The growing use of renewable energy sources in isolated microgrids presents significant challenges for controlling frequency and voltage, which are managed at different levels of control: primary, secondary, and tertiary. When there are changes in load or renewable energy production, the primary control system works to stabilize the grid and increase the resilience of the microgrid, as discussed in [32]. The secondary control level, utilizing a UC algorithm, then sets the optimal generation schedule to support the primary control system. The UC problem mainly focuses on cost optimization and improving the efficiency of battery usage while ensuring proper frequency and voltage regulation. The tertiary control level is responsible for managing the long-term operation of the microgrid [2].

———

*REQUIRED TASK 1*
Answer these questions from the passage on microgrid control.
(a) What three levels of control does it name for managing frequency and voltage?
(b) What kind of algorithm does the secondary control level use?
(c) What is the tertiary control level responsible for?
*REQUIRED TASK 2*
Carry on the passage on microgrid control from its final sentence.
The data that comes next is separate from the passage on microgrid control.

*PROVIDED MATERIAL*

———

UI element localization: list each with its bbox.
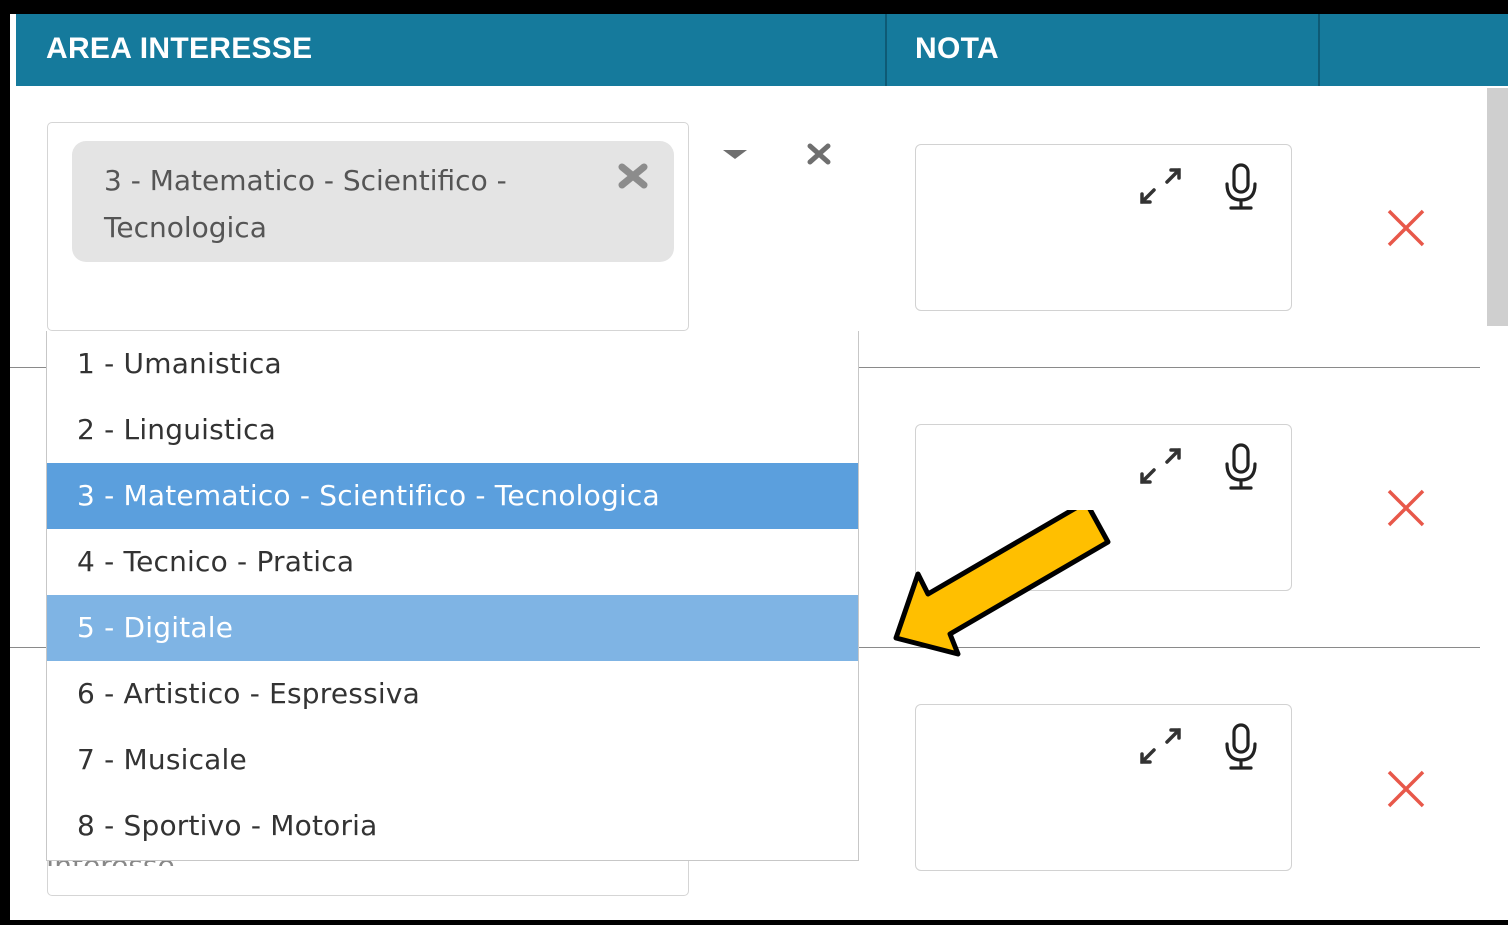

———

*EXERCISE OUTPUT 1*
(a) Primary, secondary, and tertiary.
(b) A UC algorithm.
(c) Managing the long-term operation of the microgrid.

*EXERCISE OUTPUT 2*
Addressing the challenges of frequency and voltage control, the schedule for distributed generation (DG) units in islanded microgrids based on traditional UC remains fixed between dispatch intervals, despite the continuous changes in demand and renewable energy generation. This fixed schedule creates a stair-step pattern, resulting in significant frequency and voltage fluctuations at the ends of each dispatch period. Moreover, the fixed schedule method is not effective in managing operational costs and the lifespan of energy storage systems (ESS), as it does not properly handle variations in renewable energy and demand fluctuations [2,2]. It is assumed that local frequency, voltage, and net demand stabilize within each dispatch interval, creating a separation in timescales between the rapid response of the primary controller and the slower adjustments of the secondary controller. This separation affects power distribution and the dynamic regulation of frequency and voltage, particularly when there are rapid changes in load or renewable energy production, which needs to be managed [2].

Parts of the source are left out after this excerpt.